Given instruction >>
Reproduce every record below exactly as written, but leave out any pictures.

_____

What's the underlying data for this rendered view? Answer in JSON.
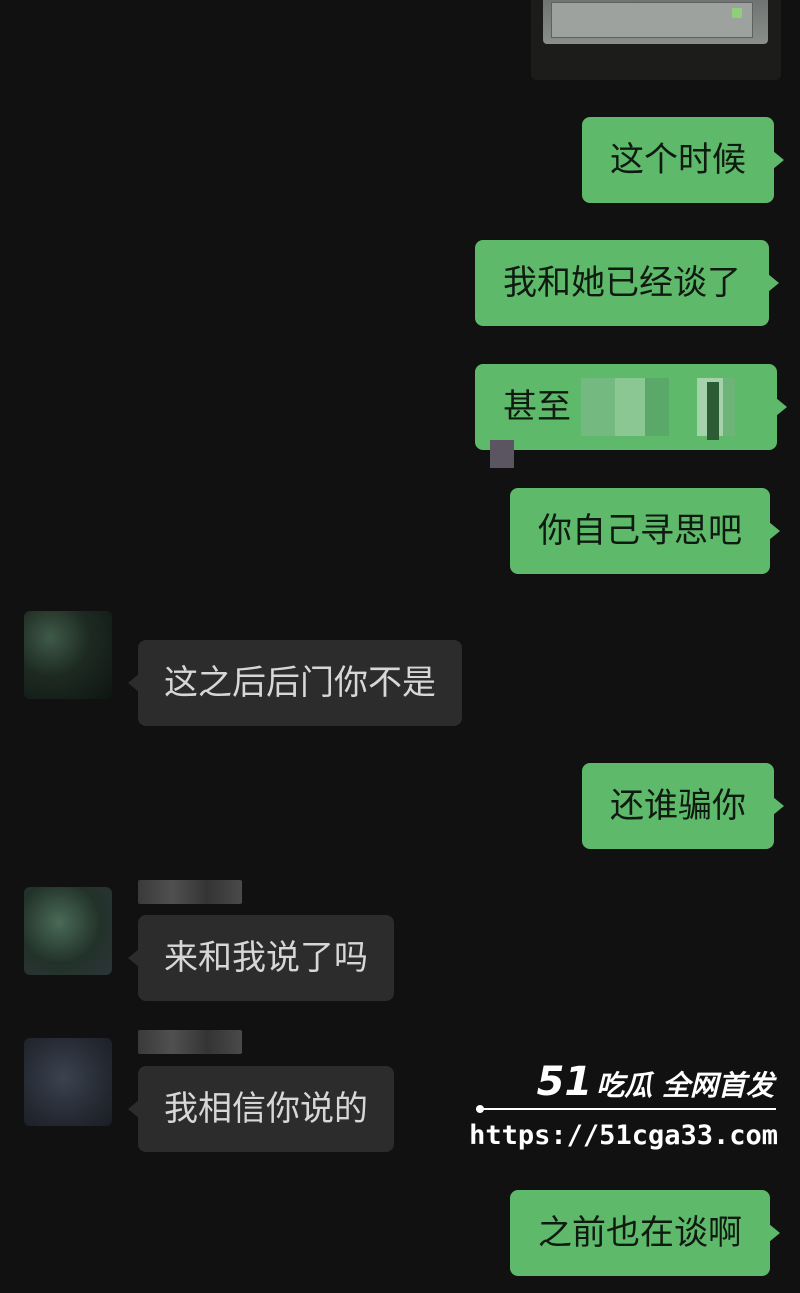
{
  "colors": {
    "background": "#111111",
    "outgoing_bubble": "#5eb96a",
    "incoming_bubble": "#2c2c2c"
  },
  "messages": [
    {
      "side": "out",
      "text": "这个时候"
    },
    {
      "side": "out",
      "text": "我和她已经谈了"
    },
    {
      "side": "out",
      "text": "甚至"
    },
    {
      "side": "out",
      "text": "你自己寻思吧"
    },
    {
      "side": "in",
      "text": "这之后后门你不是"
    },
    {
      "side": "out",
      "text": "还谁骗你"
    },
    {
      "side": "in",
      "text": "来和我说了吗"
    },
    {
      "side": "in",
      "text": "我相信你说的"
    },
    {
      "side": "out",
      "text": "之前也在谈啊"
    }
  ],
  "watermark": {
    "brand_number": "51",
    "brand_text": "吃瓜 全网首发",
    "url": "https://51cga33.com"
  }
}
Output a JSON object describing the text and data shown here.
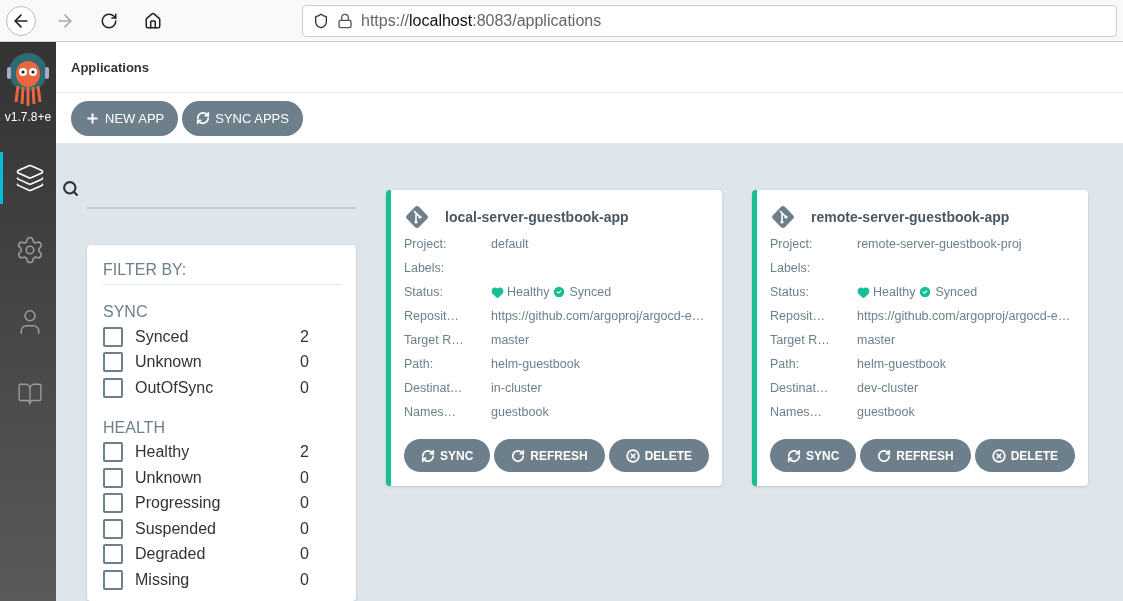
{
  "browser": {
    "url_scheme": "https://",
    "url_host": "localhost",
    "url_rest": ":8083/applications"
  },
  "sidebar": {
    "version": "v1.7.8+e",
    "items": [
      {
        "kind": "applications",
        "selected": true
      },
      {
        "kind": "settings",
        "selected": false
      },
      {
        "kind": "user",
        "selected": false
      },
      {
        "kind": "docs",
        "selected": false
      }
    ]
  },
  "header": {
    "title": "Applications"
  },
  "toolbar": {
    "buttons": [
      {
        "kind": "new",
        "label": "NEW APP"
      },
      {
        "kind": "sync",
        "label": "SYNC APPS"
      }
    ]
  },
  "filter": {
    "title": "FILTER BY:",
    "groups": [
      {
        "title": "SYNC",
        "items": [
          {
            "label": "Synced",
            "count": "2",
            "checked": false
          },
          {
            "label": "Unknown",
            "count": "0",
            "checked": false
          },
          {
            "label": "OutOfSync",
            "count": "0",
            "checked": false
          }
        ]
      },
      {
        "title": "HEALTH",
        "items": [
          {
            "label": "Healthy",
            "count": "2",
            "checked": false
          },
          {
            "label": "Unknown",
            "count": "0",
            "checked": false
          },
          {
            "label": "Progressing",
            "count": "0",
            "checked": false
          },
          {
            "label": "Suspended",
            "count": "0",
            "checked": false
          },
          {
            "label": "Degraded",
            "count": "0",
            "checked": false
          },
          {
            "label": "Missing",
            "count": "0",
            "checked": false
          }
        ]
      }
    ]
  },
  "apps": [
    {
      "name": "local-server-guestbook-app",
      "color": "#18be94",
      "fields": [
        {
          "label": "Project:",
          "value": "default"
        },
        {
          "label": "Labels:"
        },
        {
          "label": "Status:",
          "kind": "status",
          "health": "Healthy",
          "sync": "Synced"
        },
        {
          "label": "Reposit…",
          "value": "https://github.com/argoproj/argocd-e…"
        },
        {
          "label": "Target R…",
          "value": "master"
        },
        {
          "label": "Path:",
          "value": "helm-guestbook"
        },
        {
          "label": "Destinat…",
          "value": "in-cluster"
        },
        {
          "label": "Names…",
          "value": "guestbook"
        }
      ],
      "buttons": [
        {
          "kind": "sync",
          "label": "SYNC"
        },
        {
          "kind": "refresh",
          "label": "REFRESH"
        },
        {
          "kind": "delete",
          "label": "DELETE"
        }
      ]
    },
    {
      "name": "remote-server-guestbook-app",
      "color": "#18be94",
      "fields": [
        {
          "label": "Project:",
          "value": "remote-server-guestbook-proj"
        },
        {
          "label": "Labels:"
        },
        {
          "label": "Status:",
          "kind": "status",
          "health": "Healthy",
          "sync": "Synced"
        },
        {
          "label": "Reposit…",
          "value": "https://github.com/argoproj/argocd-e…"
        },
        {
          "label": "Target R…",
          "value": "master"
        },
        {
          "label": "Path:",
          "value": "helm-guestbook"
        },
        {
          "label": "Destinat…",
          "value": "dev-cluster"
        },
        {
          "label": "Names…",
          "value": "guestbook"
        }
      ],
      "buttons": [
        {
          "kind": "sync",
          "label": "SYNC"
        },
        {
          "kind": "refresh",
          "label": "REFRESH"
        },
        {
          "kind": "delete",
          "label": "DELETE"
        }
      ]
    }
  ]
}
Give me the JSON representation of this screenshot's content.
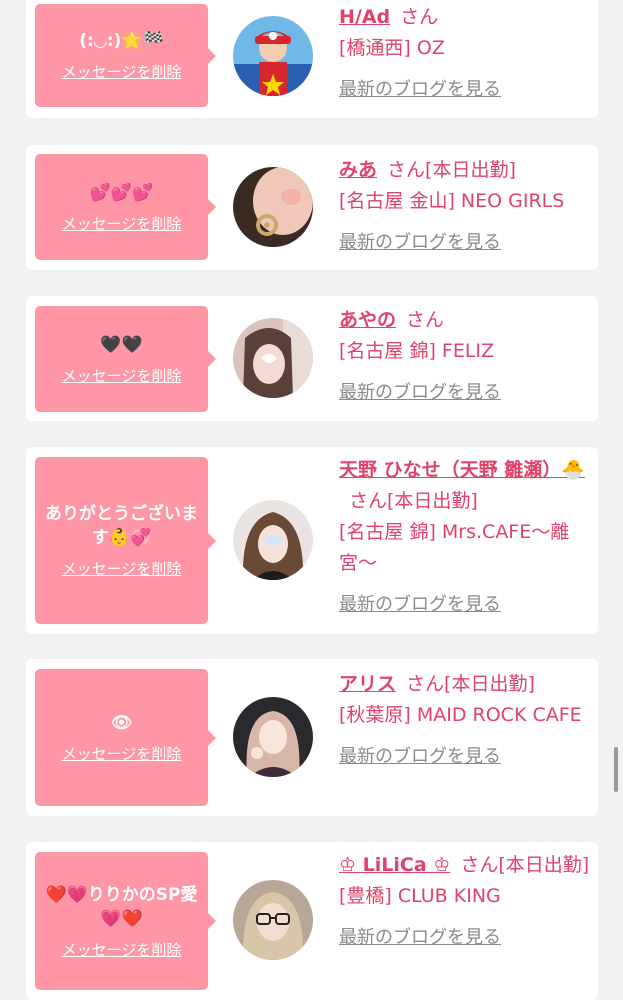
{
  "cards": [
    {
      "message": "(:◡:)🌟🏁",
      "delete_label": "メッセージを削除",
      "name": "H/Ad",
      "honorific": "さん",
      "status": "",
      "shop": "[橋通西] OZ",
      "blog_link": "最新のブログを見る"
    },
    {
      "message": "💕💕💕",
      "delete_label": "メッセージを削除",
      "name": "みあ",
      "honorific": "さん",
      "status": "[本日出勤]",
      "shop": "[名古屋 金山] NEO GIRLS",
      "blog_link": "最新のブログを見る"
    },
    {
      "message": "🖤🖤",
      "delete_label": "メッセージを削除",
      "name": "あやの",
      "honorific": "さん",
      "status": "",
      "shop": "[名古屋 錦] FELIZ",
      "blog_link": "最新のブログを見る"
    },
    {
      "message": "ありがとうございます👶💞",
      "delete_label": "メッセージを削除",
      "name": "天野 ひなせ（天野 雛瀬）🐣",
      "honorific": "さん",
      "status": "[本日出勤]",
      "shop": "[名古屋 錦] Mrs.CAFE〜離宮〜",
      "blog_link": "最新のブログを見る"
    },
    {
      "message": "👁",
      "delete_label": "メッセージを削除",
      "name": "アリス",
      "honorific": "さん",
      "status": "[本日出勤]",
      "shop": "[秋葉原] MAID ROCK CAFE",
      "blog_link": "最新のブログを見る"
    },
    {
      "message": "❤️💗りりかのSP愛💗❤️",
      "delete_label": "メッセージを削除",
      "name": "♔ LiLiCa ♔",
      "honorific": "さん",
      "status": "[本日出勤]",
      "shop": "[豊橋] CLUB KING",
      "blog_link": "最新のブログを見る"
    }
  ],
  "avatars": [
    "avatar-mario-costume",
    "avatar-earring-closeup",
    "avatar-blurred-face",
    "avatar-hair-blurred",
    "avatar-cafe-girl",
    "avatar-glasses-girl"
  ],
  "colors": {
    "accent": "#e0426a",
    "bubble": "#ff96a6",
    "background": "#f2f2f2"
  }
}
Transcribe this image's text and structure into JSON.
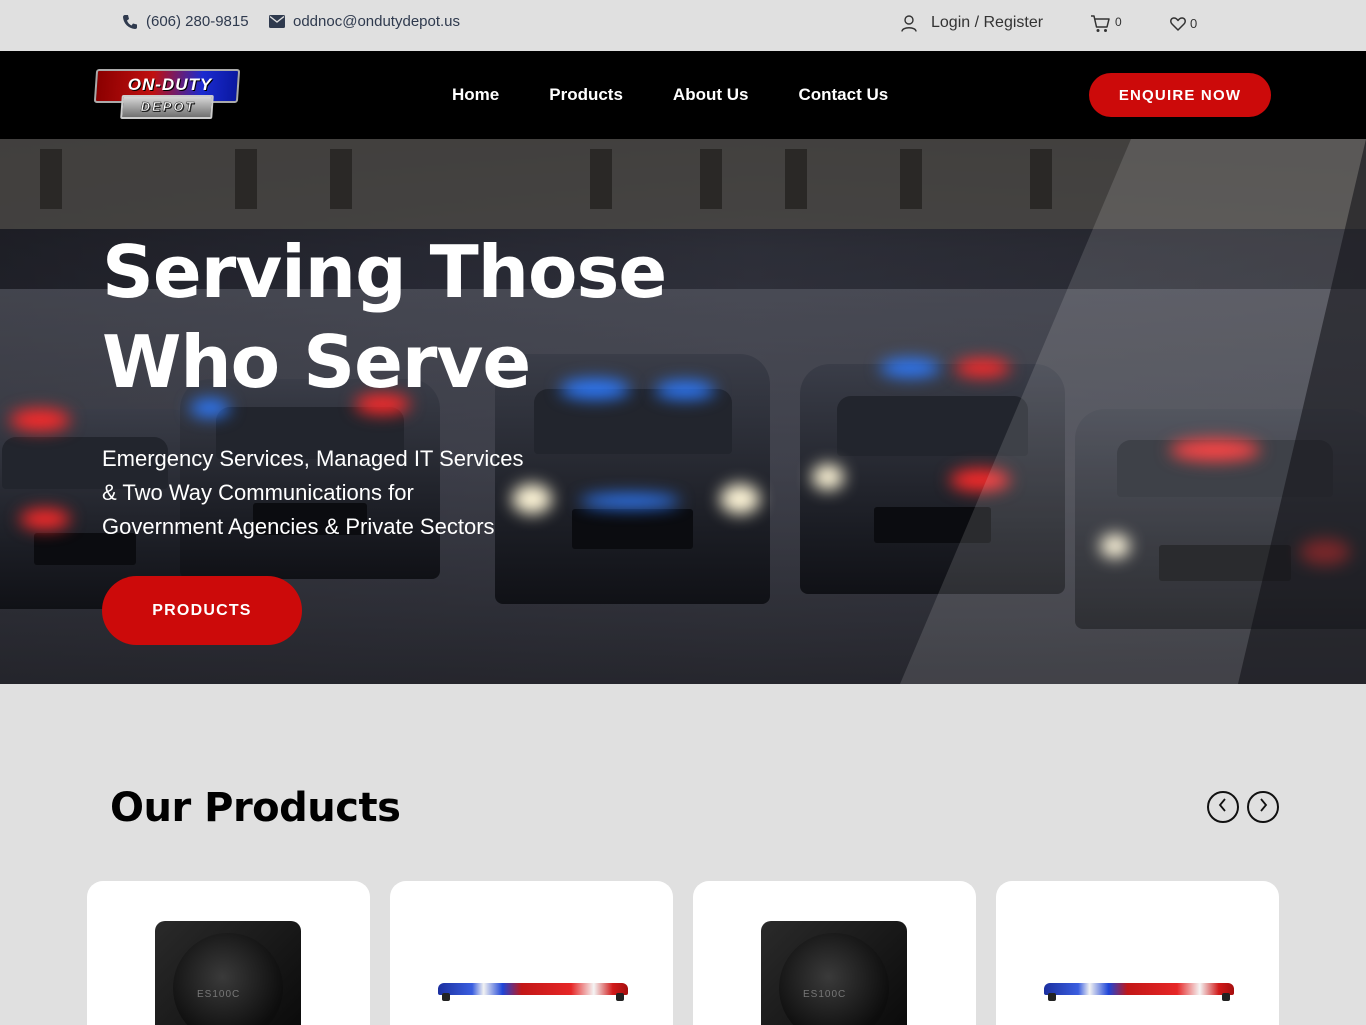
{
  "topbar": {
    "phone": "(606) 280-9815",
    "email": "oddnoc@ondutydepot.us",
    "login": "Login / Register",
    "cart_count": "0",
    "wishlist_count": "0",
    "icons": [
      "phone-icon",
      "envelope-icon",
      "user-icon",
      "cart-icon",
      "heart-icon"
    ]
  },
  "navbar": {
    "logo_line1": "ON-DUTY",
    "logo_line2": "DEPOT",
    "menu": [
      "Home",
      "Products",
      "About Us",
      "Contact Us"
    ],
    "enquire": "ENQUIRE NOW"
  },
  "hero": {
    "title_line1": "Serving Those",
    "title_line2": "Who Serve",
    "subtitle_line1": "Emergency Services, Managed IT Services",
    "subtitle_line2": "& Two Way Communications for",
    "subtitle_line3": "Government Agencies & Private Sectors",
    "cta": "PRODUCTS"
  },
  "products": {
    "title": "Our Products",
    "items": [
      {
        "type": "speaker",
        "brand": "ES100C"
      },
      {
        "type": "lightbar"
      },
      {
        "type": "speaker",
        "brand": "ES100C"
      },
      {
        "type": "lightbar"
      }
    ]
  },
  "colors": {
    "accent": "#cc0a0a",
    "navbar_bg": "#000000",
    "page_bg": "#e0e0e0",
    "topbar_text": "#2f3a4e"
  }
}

_____

Reply >>
What's the underlying data for this rendered view? Answer in JSON.
{
  "colors": {
    "background": "#111111",
    "outgoing_bubble": "#5eb96a",
    "incoming_bubble": "#2c2c2c"
  },
  "messages": [
    {
      "side": "out",
      "text": "这个时候"
    },
    {
      "side": "out",
      "text": "我和她已经谈了"
    },
    {
      "side": "out",
      "text": "甚至"
    },
    {
      "side": "out",
      "text": "你自己寻思吧"
    },
    {
      "side": "in",
      "text": "这之后后门你不是"
    },
    {
      "side": "out",
      "text": "还谁骗你"
    },
    {
      "side": "in",
      "text": "来和我说了吗"
    },
    {
      "side": "in",
      "text": "我相信你说的"
    },
    {
      "side": "out",
      "text": "之前也在谈啊"
    }
  ],
  "watermark": {
    "brand_number": "51",
    "brand_text": "吃瓜 全网首发",
    "url": "https://51cga33.com"
  }
}
Output a JSON object describing the text and data shown here.
{
  "browser": {
    "url_scheme": "https://",
    "url_host": "localhost",
    "url_rest": ":8083/applications"
  },
  "sidebar": {
    "version": "v1.7.8+e",
    "items": [
      {
        "kind": "applications",
        "selected": true
      },
      {
        "kind": "settings",
        "selected": false
      },
      {
        "kind": "user",
        "selected": false
      },
      {
        "kind": "docs",
        "selected": false
      }
    ]
  },
  "header": {
    "title": "Applications"
  },
  "toolbar": {
    "buttons": [
      {
        "kind": "new",
        "label": "NEW APP"
      },
      {
        "kind": "sync",
        "label": "SYNC APPS"
      }
    ]
  },
  "filter": {
    "title": "FILTER BY:",
    "groups": [
      {
        "title": "SYNC",
        "items": [
          {
            "label": "Synced",
            "count": "2",
            "checked": false
          },
          {
            "label": "Unknown",
            "count": "0",
            "checked": false
          },
          {
            "label": "OutOfSync",
            "count": "0",
            "checked": false
          }
        ]
      },
      {
        "title": "HEALTH",
        "items": [
          {
            "label": "Healthy",
            "count": "2",
            "checked": false
          },
          {
            "label": "Unknown",
            "count": "0",
            "checked": false
          },
          {
            "label": "Progressing",
            "count": "0",
            "checked": false
          },
          {
            "label": "Suspended",
            "count": "0",
            "checked": false
          },
          {
            "label": "Degraded",
            "count": "0",
            "checked": false
          },
          {
            "label": "Missing",
            "count": "0",
            "checked": false
          }
        ]
      }
    ]
  },
  "apps": [
    {
      "name": "local-server-guestbook-app",
      "color": "#18be94",
      "fields": [
        {
          "label": "Project:",
          "value": "default"
        },
        {
          "label": "Labels:"
        },
        {
          "label": "Status:",
          "kind": "status",
          "health": "Healthy",
          "sync": "Synced"
        },
        {
          "label": "Reposit…",
          "value": "https://github.com/argoproj/argocd-e…"
        },
        {
          "label": "Target R…",
          "value": "master"
        },
        {
          "label": "Path:",
          "value": "helm-guestbook"
        },
        {
          "label": "Destinat…",
          "value": "in-cluster"
        },
        {
          "label": "Names…",
          "value": "guestbook"
        }
      ],
      "buttons": [
        {
          "kind": "sync",
          "label": "SYNC"
        },
        {
          "kind": "refresh",
          "label": "REFRESH"
        },
        {
          "kind": "delete",
          "label": "DELETE"
        }
      ]
    },
    {
      "name": "remote-server-guestbook-app",
      "color": "#18be94",
      "fields": [
        {
          "label": "Project:",
          "value": "remote-server-guestbook-proj"
        },
        {
          "label": "Labels:"
        },
        {
          "label": "Status:",
          "kind": "status",
          "health": "Healthy",
          "sync": "Synced"
        },
        {
          "label": "Reposit…",
          "value": "https://github.com/argoproj/argocd-e…"
        },
        {
          "label": "Target R…",
          "value": "master"
        },
        {
          "label": "Path:",
          "value": "helm-guestbook"
        },
        {
          "label": "Destinat…",
          "value": "dev-cluster"
        },
        {
          "label": "Names…",
          "value": "guestbook"
        }
      ],
      "buttons": [
        {
          "kind": "sync",
          "label": "SYNC"
        },
        {
          "kind": "refresh",
          "label": "REFRESH"
        },
        {
          "kind": "delete",
          "label": "DELETE"
        }
      ]
    }
  ]
}
Give me the JSON representation of this screenshot's content.
{
  "cards": [
    {
      "message": "(:◡:)🌟🏁",
      "delete_label": "メッセージを削除",
      "name": "H/Ad",
      "honorific": "さん",
      "status": "",
      "shop": "[橋通西] OZ",
      "blog_link": "最新のブログを見る"
    },
    {
      "message": "💕💕💕",
      "delete_label": "メッセージを削除",
      "name": "みあ",
      "honorific": "さん",
      "status": "[本日出勤]",
      "shop": "[名古屋 金山] NEO GIRLS",
      "blog_link": "最新のブログを見る"
    },
    {
      "message": "🖤🖤",
      "delete_label": "メッセージを削除",
      "name": "あやの",
      "honorific": "さん",
      "status": "",
      "shop": "[名古屋 錦] FELIZ",
      "blog_link": "最新のブログを見る"
    },
    {
      "message": "ありがとうございます👶💞",
      "delete_label": "メッセージを削除",
      "name": "天野 ひなせ（天野 雛瀬）🐣",
      "honorific": "さん",
      "status": "[本日出勤]",
      "shop": "[名古屋 錦] Mrs.CAFE〜離宮〜",
      "blog_link": "最新のブログを見る"
    },
    {
      "message": "👁",
      "delete_label": "メッセージを削除",
      "name": "アリス",
      "honorific": "さん",
      "status": "[本日出勤]",
      "shop": "[秋葉原] MAID ROCK CAFE",
      "blog_link": "最新のブログを見る"
    },
    {
      "message": "❤️💗りりかのSP愛💗❤️",
      "delete_label": "メッセージを削除",
      "name": "♔ LiLiCa ♔",
      "honorific": "さん",
      "status": "[本日出勤]",
      "shop": "[豊橋] CLUB KING",
      "blog_link": "最新のブログを見る"
    }
  ],
  "avatars": [
    "avatar-mario-costume",
    "avatar-earring-closeup",
    "avatar-blurred-face",
    "avatar-hair-blurred",
    "avatar-cafe-girl",
    "avatar-glasses-girl"
  ],
  "colors": {
    "accent": "#e0426a",
    "bubble": "#ff96a6",
    "background": "#f2f2f2"
  }
}
Transcribe this image's text and structure into JSON.
{
  "topbar": {
    "phone": "(606) 280-9815",
    "email": "oddnoc@ondutydepot.us",
    "login": "Login / Register",
    "cart_count": "0",
    "wishlist_count": "0",
    "icons": [
      "phone-icon",
      "envelope-icon",
      "user-icon",
      "cart-icon",
      "heart-icon"
    ]
  },
  "navbar": {
    "logo_line1": "ON-DUTY",
    "logo_line2": "DEPOT",
    "menu": [
      "Home",
      "Products",
      "About Us",
      "Contact Us"
    ],
    "enquire": "ENQUIRE NOW"
  },
  "hero": {
    "title_line1": "Serving Those",
    "title_line2": "Who Serve",
    "subtitle_line1": "Emergency Services, Managed IT Services",
    "subtitle_line2": "& Two Way Communications for",
    "subtitle_line3": "Government Agencies & Private Sectors",
    "cta": "PRODUCTS"
  },
  "products": {
    "title": "Our Products",
    "items": [
      {
        "type": "speaker",
        "brand": "ES100C"
      },
      {
        "type": "lightbar"
      },
      {
        "type": "speaker",
        "brand": "ES100C"
      },
      {
        "type": "lightbar"
      }
    ]
  },
  "colors": {
    "accent": "#cc0a0a",
    "navbar_bg": "#000000",
    "page_bg": "#e0e0e0",
    "topbar_text": "#2f3a4e"
  }
}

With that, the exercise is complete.